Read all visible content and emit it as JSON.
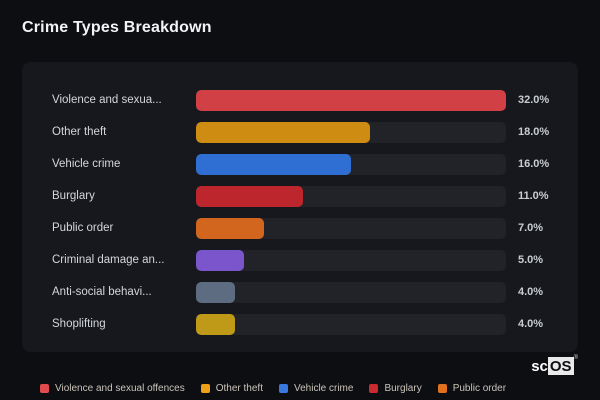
{
  "page": {
    "title": "Crime Types Breakdown"
  },
  "logo": {
    "prefix": "sc",
    "suffix": "OS",
    "registered": "®"
  },
  "chart_data": {
    "type": "bar",
    "orientation": "horizontal",
    "title": "Crime Types Breakdown",
    "max_value": 32,
    "categories": [
      "Violence and sexua...",
      "Other theft",
      "Vehicle crime",
      "Burglary",
      "Public order",
      "Criminal damage an...",
      "Anti-social behavi...",
      "Shoplifting"
    ],
    "values": [
      32.0,
      18.0,
      16.0,
      11.0,
      7.0,
      5.0,
      4.0,
      4.0
    ],
    "value_labels": [
      "32.0%",
      "18.0%",
      "16.0%",
      "11.0%",
      "7.0%",
      "5.0%",
      "4.0%",
      "4.0%"
    ],
    "colors": [
      "#d04045",
      "#cf8c12",
      "#2f6fd4",
      "#bd262c",
      "#d2661e",
      "#7a55cc",
      "#5d6c80",
      "#bf9a18"
    ],
    "track_color": "#212329",
    "grid": false,
    "legend_position": "bottom",
    "legend": [
      {
        "label": "Violence and sexual offences",
        "color": "#e14b50"
      },
      {
        "label": "Other theft",
        "color": "#eda018"
      },
      {
        "label": "Vehicle crime",
        "color": "#3a78e0"
      },
      {
        "label": "Burglary",
        "color": "#cb2a30"
      },
      {
        "label": "Public order",
        "color": "#e2711e"
      }
    ]
  }
}
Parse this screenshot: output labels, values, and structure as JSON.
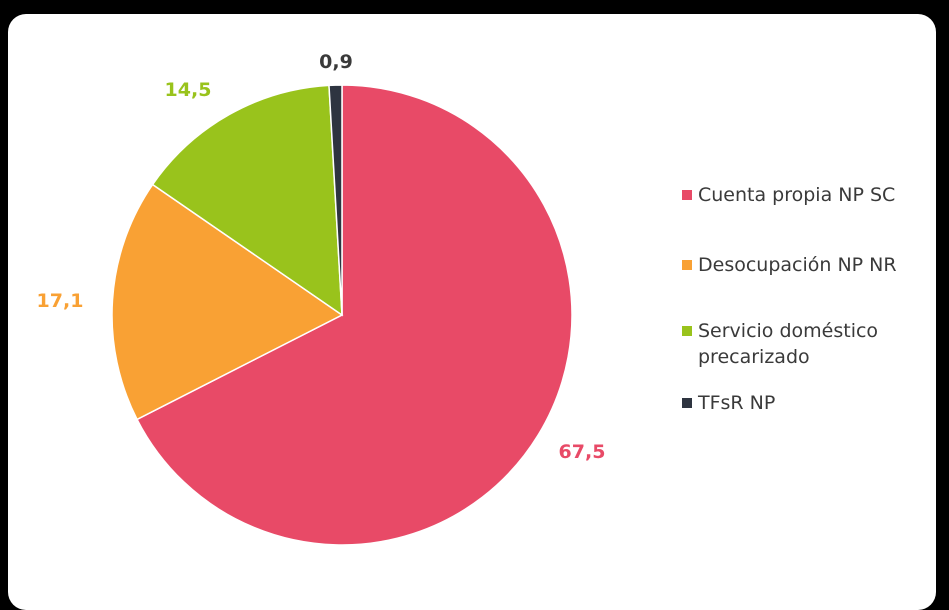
{
  "chart_data": {
    "type": "pie",
    "title": "",
    "start_angle_deg": 0,
    "direction": "clockwise",
    "slices": [
      {
        "label": "Cuenta propia NP SC",
        "value": 67.5,
        "display": "67,5",
        "color": "#E84A67"
      },
      {
        "label": "Desocupación NP NR",
        "value": 17.1,
        "display": "17,1",
        "color": "#F9A134"
      },
      {
        "label": "Servicio doméstico precarizado",
        "value": 14.5,
        "display": "14,5",
        "color": "#99C31C"
      },
      {
        "label": "TFsR NP",
        "value": 0.9,
        "display": "0,9",
        "color": "#2E3440"
      }
    ],
    "legend": {
      "placement": "right",
      "entries": [
        {
          "line1": "Cuenta propia NP SC",
          "line2": ""
        },
        {
          "line1": "Desocupación NP NR",
          "line2": ""
        },
        {
          "line1": "Servicio doméstico",
          "line2": "precarizado"
        },
        {
          "line1": "TFsR NP",
          "line2": ""
        }
      ]
    }
  }
}
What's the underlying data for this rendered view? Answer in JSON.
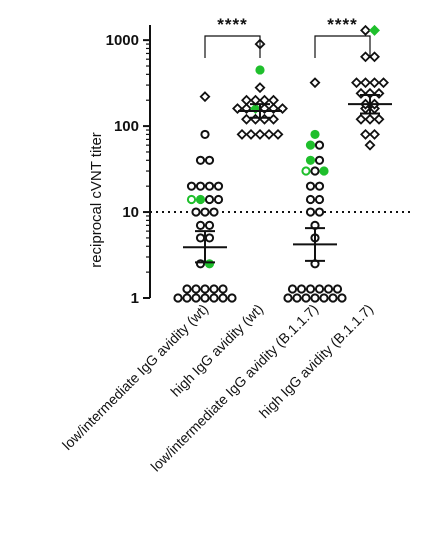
{
  "chart_data": {
    "type": "scatter",
    "yscale": "log",
    "ylabel": "reciprocal cVNT titer",
    "ylim": [
      1,
      1500
    ],
    "yticks": [
      {
        "value": 1,
        "label": "1"
      },
      {
        "value": 10,
        "label": "10"
      },
      {
        "value": 100,
        "label": "100"
      },
      {
        "value": 1000,
        "label": "1000"
      }
    ],
    "threshold": 10,
    "categories": [
      "low/intermediate IgG avidity (wt)",
      "high IgG avidity (wt)",
      "low/intermediate IgG avidity (B.1.1.7)",
      "high IgG avidity (B.1.1.7)"
    ],
    "colors": {
      "black": "#111111",
      "green": "#1fbf2c"
    },
    "groups": [
      {
        "category": "low/intermediate IgG avidity (wt)",
        "mean": 3.9,
        "error": [
          2.6,
          6.0
        ],
        "points": [
          {
            "y": 220,
            "shape": "diamond",
            "color": "black",
            "fill": "open"
          },
          {
            "y": 80,
            "shape": "circle",
            "color": "black",
            "fill": "open"
          },
          {
            "y": 40,
            "shape": "circle",
            "color": "black",
            "fill": "open"
          },
          {
            "y": 40,
            "shape": "circle",
            "color": "black",
            "fill": "open"
          },
          {
            "y": 20,
            "shape": "circle",
            "color": "black",
            "fill": "open"
          },
          {
            "y": 20,
            "shape": "circle",
            "color": "black",
            "fill": "open"
          },
          {
            "y": 20,
            "shape": "circle",
            "color": "black",
            "fill": "open"
          },
          {
            "y": 20,
            "shape": "circle",
            "color": "black",
            "fill": "open"
          },
          {
            "y": 14,
            "shape": "circle",
            "color": "green",
            "fill": "open"
          },
          {
            "y": 14,
            "shape": "circle",
            "color": "green",
            "fill": "solid"
          },
          {
            "y": 14,
            "shape": "circle",
            "color": "black",
            "fill": "open"
          },
          {
            "y": 14,
            "shape": "circle",
            "color": "black",
            "fill": "open"
          },
          {
            "y": 10,
            "shape": "circle",
            "color": "black",
            "fill": "open"
          },
          {
            "y": 10,
            "shape": "circle",
            "color": "black",
            "fill": "open"
          },
          {
            "y": 10,
            "shape": "circle",
            "color": "black",
            "fill": "open"
          },
          {
            "y": 7,
            "shape": "circle",
            "color": "black",
            "fill": "open"
          },
          {
            "y": 7,
            "shape": "circle",
            "color": "black",
            "fill": "open"
          },
          {
            "y": 5,
            "shape": "circle",
            "color": "black",
            "fill": "open"
          },
          {
            "y": 5,
            "shape": "circle",
            "color": "black",
            "fill": "open"
          },
          {
            "y": 2.5,
            "shape": "circle",
            "color": "black",
            "fill": "open"
          },
          {
            "y": 2.5,
            "shape": "circle",
            "color": "green",
            "fill": "solid"
          },
          {
            "y": 1,
            "shape": "circle",
            "color": "black",
            "fill": "open"
          },
          {
            "y": 1,
            "shape": "circle",
            "color": "black",
            "fill": "open"
          },
          {
            "y": 1,
            "shape": "circle",
            "color": "black",
            "fill": "open"
          },
          {
            "y": 1,
            "shape": "circle",
            "color": "black",
            "fill": "open"
          },
          {
            "y": 1,
            "shape": "circle",
            "color": "black",
            "fill": "open"
          },
          {
            "y": 1,
            "shape": "circle",
            "color": "black",
            "fill": "open"
          },
          {
            "y": 1,
            "shape": "circle",
            "color": "black",
            "fill": "open"
          },
          {
            "y": 1,
            "shape": "circle",
            "color": "black",
            "fill": "open"
          },
          {
            "y": 1,
            "shape": "circle",
            "color": "black",
            "fill": "open"
          },
          {
            "y": 1,
            "shape": "circle",
            "color": "black",
            "fill": "open"
          },
          {
            "y": 1,
            "shape": "circle",
            "color": "black",
            "fill": "open"
          },
          {
            "y": 1,
            "shape": "circle",
            "color": "black",
            "fill": "open"
          }
        ]
      },
      {
        "category": "high IgG avidity (wt)",
        "mean": 150,
        "error": [
          125,
          180
        ],
        "points": [
          {
            "y": 900,
            "shape": "diamond",
            "color": "black",
            "fill": "open"
          },
          {
            "y": 450,
            "shape": "circle",
            "color": "green",
            "fill": "solid"
          },
          {
            "y": 280,
            "shape": "diamond",
            "color": "black",
            "fill": "open"
          },
          {
            "y": 200,
            "shape": "diamond",
            "color": "black",
            "fill": "open"
          },
          {
            "y": 200,
            "shape": "diamond",
            "color": "black",
            "fill": "open"
          },
          {
            "y": 200,
            "shape": "diamond",
            "color": "black",
            "fill": "open"
          },
          {
            "y": 200,
            "shape": "diamond",
            "color": "black",
            "fill": "open"
          },
          {
            "y": 160,
            "shape": "diamond",
            "color": "black",
            "fill": "open"
          },
          {
            "y": 160,
            "shape": "diamond",
            "color": "black",
            "fill": "open"
          },
          {
            "y": 160,
            "shape": "diamond",
            "color": "green",
            "fill": "solid"
          },
          {
            "y": 160,
            "shape": "diamond",
            "color": "black",
            "fill": "open"
          },
          {
            "y": 160,
            "shape": "diamond",
            "color": "black",
            "fill": "open"
          },
          {
            "y": 160,
            "shape": "diamond",
            "color": "black",
            "fill": "open"
          },
          {
            "y": 120,
            "shape": "diamond",
            "color": "black",
            "fill": "open"
          },
          {
            "y": 120,
            "shape": "diamond",
            "color": "black",
            "fill": "open"
          },
          {
            "y": 120,
            "shape": "diamond",
            "color": "black",
            "fill": "open"
          },
          {
            "y": 120,
            "shape": "diamond",
            "color": "black",
            "fill": "open"
          },
          {
            "y": 80,
            "shape": "diamond",
            "color": "black",
            "fill": "open"
          },
          {
            "y": 80,
            "shape": "diamond",
            "color": "black",
            "fill": "open"
          },
          {
            "y": 80,
            "shape": "diamond",
            "color": "black",
            "fill": "open"
          },
          {
            "y": 80,
            "shape": "diamond",
            "color": "black",
            "fill": "open"
          },
          {
            "y": 80,
            "shape": "diamond",
            "color": "black",
            "fill": "open"
          }
        ]
      },
      {
        "category": "low/intermediate IgG avidity (B.1.1.7)",
        "mean": 4.2,
        "error": [
          2.7,
          6.5
        ],
        "points": [
          {
            "y": 320,
            "shape": "diamond",
            "color": "black",
            "fill": "open"
          },
          {
            "y": 80,
            "shape": "circle",
            "color": "green",
            "fill": "solid"
          },
          {
            "y": 60,
            "shape": "circle",
            "color": "green",
            "fill": "solid"
          },
          {
            "y": 60,
            "shape": "circle",
            "color": "black",
            "fill": "open"
          },
          {
            "y": 40,
            "shape": "circle",
            "color": "green",
            "fill": "solid"
          },
          {
            "y": 40,
            "shape": "circle",
            "color": "black",
            "fill": "open"
          },
          {
            "y": 30,
            "shape": "circle",
            "color": "green",
            "fill": "open"
          },
          {
            "y": 30,
            "shape": "circle",
            "color": "black",
            "fill": "open"
          },
          {
            "y": 30,
            "shape": "circle",
            "color": "green",
            "fill": "solid"
          },
          {
            "y": 20,
            "shape": "circle",
            "color": "black",
            "fill": "open"
          },
          {
            "y": 20,
            "shape": "circle",
            "color": "black",
            "fill": "open"
          },
          {
            "y": 14,
            "shape": "circle",
            "color": "black",
            "fill": "open"
          },
          {
            "y": 14,
            "shape": "circle",
            "color": "black",
            "fill": "open"
          },
          {
            "y": 10,
            "shape": "circle",
            "color": "black",
            "fill": "open"
          },
          {
            "y": 10,
            "shape": "circle",
            "color": "black",
            "fill": "open"
          },
          {
            "y": 7,
            "shape": "circle",
            "color": "black",
            "fill": "open"
          },
          {
            "y": 5,
            "shape": "circle",
            "color": "black",
            "fill": "open"
          },
          {
            "y": 2.5,
            "shape": "circle",
            "color": "black",
            "fill": "open"
          },
          {
            "y": 1,
            "shape": "circle",
            "color": "black",
            "fill": "open"
          },
          {
            "y": 1,
            "shape": "circle",
            "color": "black",
            "fill": "open"
          },
          {
            "y": 1,
            "shape": "circle",
            "color": "black",
            "fill": "open"
          },
          {
            "y": 1,
            "shape": "circle",
            "color": "black",
            "fill": "open"
          },
          {
            "y": 1,
            "shape": "circle",
            "color": "black",
            "fill": "open"
          },
          {
            "y": 1,
            "shape": "circle",
            "color": "black",
            "fill": "open"
          },
          {
            "y": 1,
            "shape": "circle",
            "color": "black",
            "fill": "open"
          },
          {
            "y": 1,
            "shape": "circle",
            "color": "black",
            "fill": "open"
          },
          {
            "y": 1,
            "shape": "circle",
            "color": "black",
            "fill": "open"
          },
          {
            "y": 1,
            "shape": "circle",
            "color": "black",
            "fill": "open"
          },
          {
            "y": 1,
            "shape": "circle",
            "color": "black",
            "fill": "open"
          },
          {
            "y": 1,
            "shape": "circle",
            "color": "black",
            "fill": "open"
          },
          {
            "y": 1,
            "shape": "circle",
            "color": "black",
            "fill": "open"
          }
        ]
      },
      {
        "category": "high IgG avidity (B.1.1.7)",
        "mean": 180,
        "error": [
          140,
          230
        ],
        "points": [
          {
            "y": 1300,
            "shape": "diamond",
            "color": "black",
            "fill": "open"
          },
          {
            "y": 1300,
            "shape": "diamond",
            "color": "green",
            "fill": "solid"
          },
          {
            "y": 640,
            "shape": "diamond",
            "color": "black",
            "fill": "open"
          },
          {
            "y": 640,
            "shape": "diamond",
            "color": "black",
            "fill": "open"
          },
          {
            "y": 320,
            "shape": "diamond",
            "color": "black",
            "fill": "open"
          },
          {
            "y": 320,
            "shape": "diamond",
            "color": "black",
            "fill": "open"
          },
          {
            "y": 320,
            "shape": "diamond",
            "color": "black",
            "fill": "open"
          },
          {
            "y": 320,
            "shape": "diamond",
            "color": "black",
            "fill": "open"
          },
          {
            "y": 240,
            "shape": "diamond",
            "color": "black",
            "fill": "open"
          },
          {
            "y": 240,
            "shape": "diamond",
            "color": "black",
            "fill": "open"
          },
          {
            "y": 240,
            "shape": "diamond",
            "color": "black",
            "fill": "open"
          },
          {
            "y": 180,
            "shape": "diamond",
            "color": "black",
            "fill": "open"
          },
          {
            "y": 180,
            "shape": "diamond",
            "color": "black",
            "fill": "open"
          },
          {
            "y": 160,
            "shape": "diamond",
            "color": "black",
            "fill": "open"
          },
          {
            "y": 160,
            "shape": "diamond",
            "color": "black",
            "fill": "open"
          },
          {
            "y": 120,
            "shape": "diamond",
            "color": "black",
            "fill": "open"
          },
          {
            "y": 120,
            "shape": "diamond",
            "color": "black",
            "fill": "open"
          },
          {
            "y": 120,
            "shape": "diamond",
            "color": "black",
            "fill": "open"
          },
          {
            "y": 80,
            "shape": "diamond",
            "color": "black",
            "fill": "open"
          },
          {
            "y": 80,
            "shape": "diamond",
            "color": "black",
            "fill": "open"
          },
          {
            "y": 60,
            "shape": "diamond",
            "color": "black",
            "fill": "open"
          }
        ]
      }
    ],
    "significance": [
      {
        "between": [
          "low/intermediate IgG avidity (wt)",
          "high IgG avidity (wt)"
        ],
        "label": "****"
      },
      {
        "between": [
          "low/intermediate IgG avidity (B.1.1.7)",
          "high IgG avidity (B.1.1.7)"
        ],
        "label": "****"
      }
    ]
  }
}
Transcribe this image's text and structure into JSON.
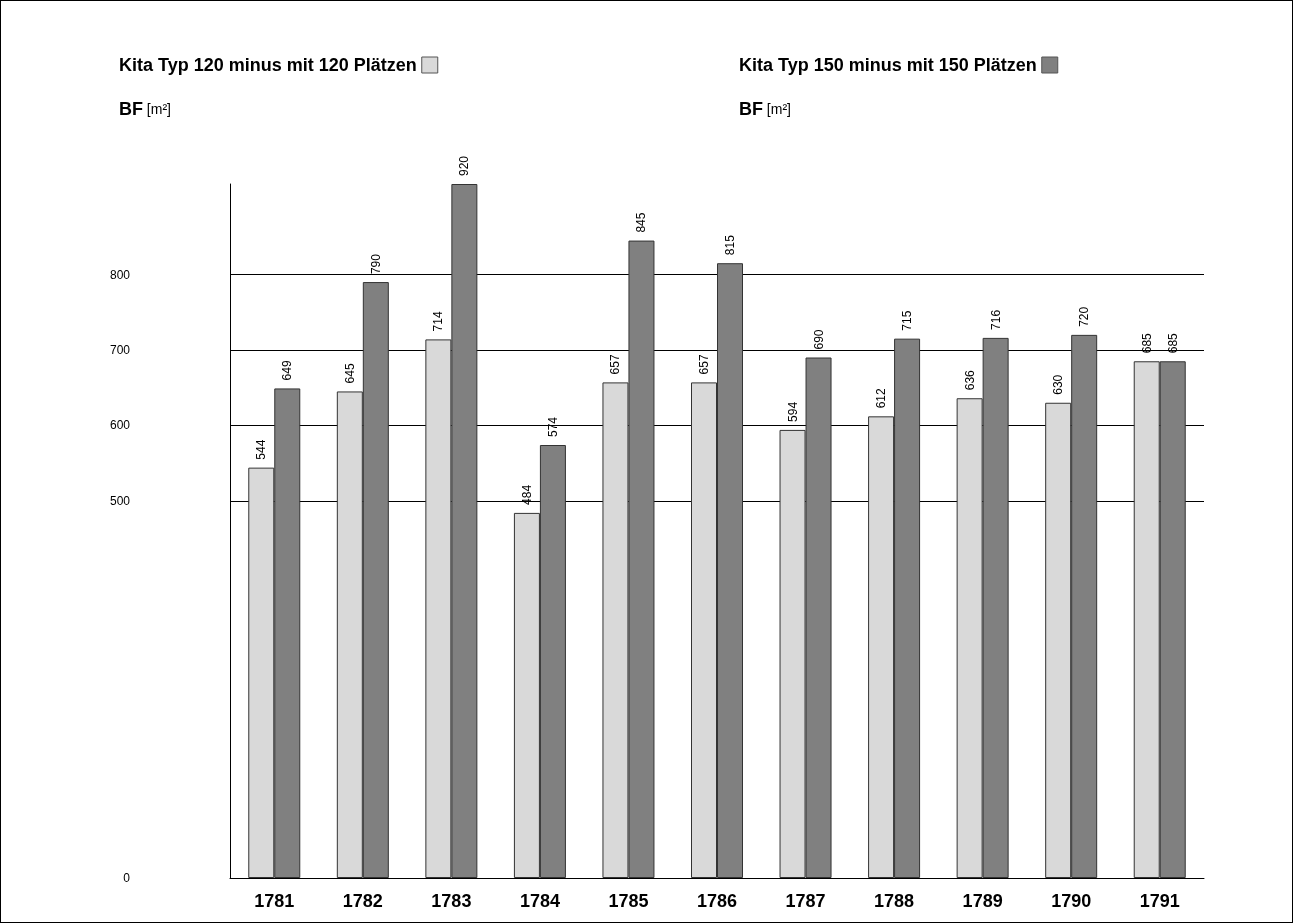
{
  "chart_data": {
    "type": "bar",
    "categories": [
      "1781",
      "1782",
      "1783",
      "1784",
      "1785",
      "1786",
      "1787",
      "1788",
      "1789",
      "1790",
      "1791"
    ],
    "series": [
      {
        "name": "Kita Typ 120 minus mit 120 Plätzen",
        "color": "#d9d9d9",
        "values": [
          544,
          645,
          714,
          484,
          657,
          657,
          594,
          612,
          636,
          630,
          685
        ]
      },
      {
        "name": "Kita Typ 150 minus mit 150 Plätzen",
        "color": "#808080",
        "values": [
          649,
          790,
          920,
          574,
          845,
          815,
          690,
          715,
          716,
          720,
          685
        ]
      }
    ],
    "legend_title": "BF [m²]",
    "legend": "top",
    "ylim": [
      0,
      920
    ],
    "yticks": [
      0,
      500,
      600,
      700,
      800
    ],
    "grid": "y",
    "data_labels": true
  }
}
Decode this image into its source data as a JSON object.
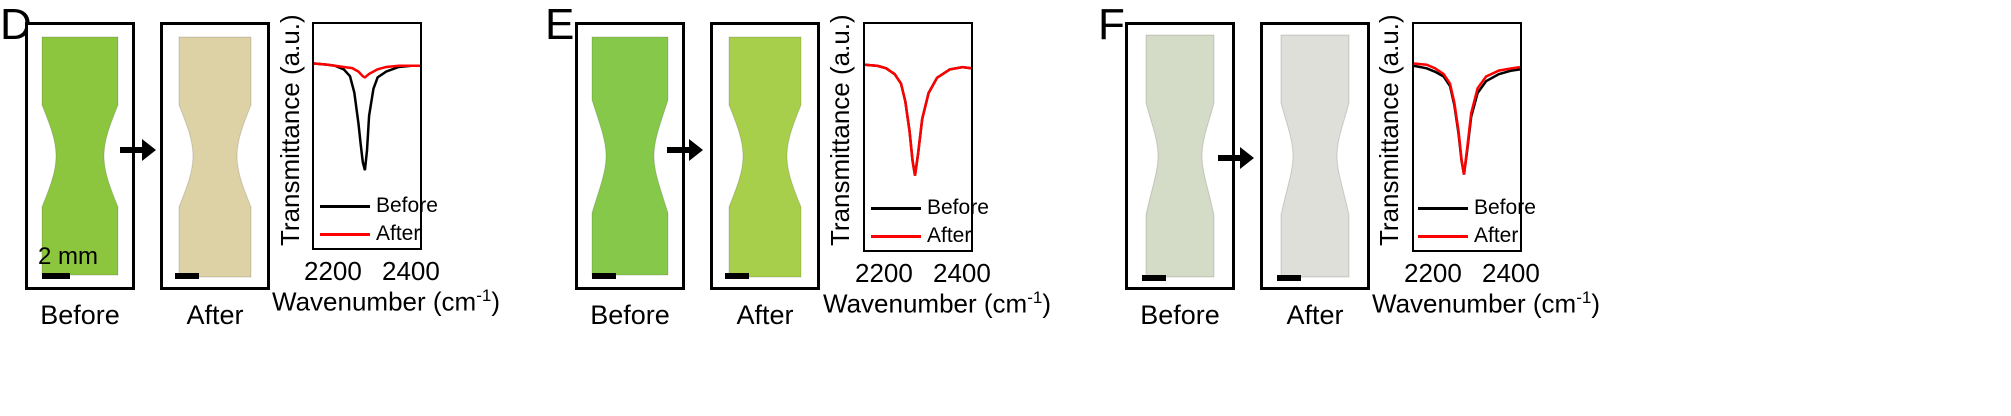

= TASK TO COMPLETE =
Print exactly the span of lines that begins with the line containing "Transcribe this image's" and ends with the last line of the listing, with no pictures.

= TASK RESPONSE =
Transcribe this image's text and structure into JSON.
{
  "chart_data": {
    "type": "bar",
    "categories": [
      "1781",
      "1782",
      "1783",
      "1784",
      "1785",
      "1786",
      "1787",
      "1788",
      "1789",
      "1790",
      "1791"
    ],
    "series": [
      {
        "name": "Kita Typ 120 minus mit 120 Plätzen",
        "color": "#d9d9d9",
        "values": [
          544,
          645,
          714,
          484,
          657,
          657,
          594,
          612,
          636,
          630,
          685
        ]
      },
      {
        "name": "Kita Typ 150 minus mit 150 Plätzen",
        "color": "#808080",
        "values": [
          649,
          790,
          920,
          574,
          845,
          815,
          690,
          715,
          716,
          720,
          685
        ]
      }
    ],
    "legend_title": "BF [m²]",
    "legend": "top",
    "ylim": [
      0,
      920
    ],
    "yticks": [
      0,
      500,
      600,
      700,
      800
    ],
    "grid": "y",
    "data_labels": true
  }
}
Decode this image into its source data as a JSON object.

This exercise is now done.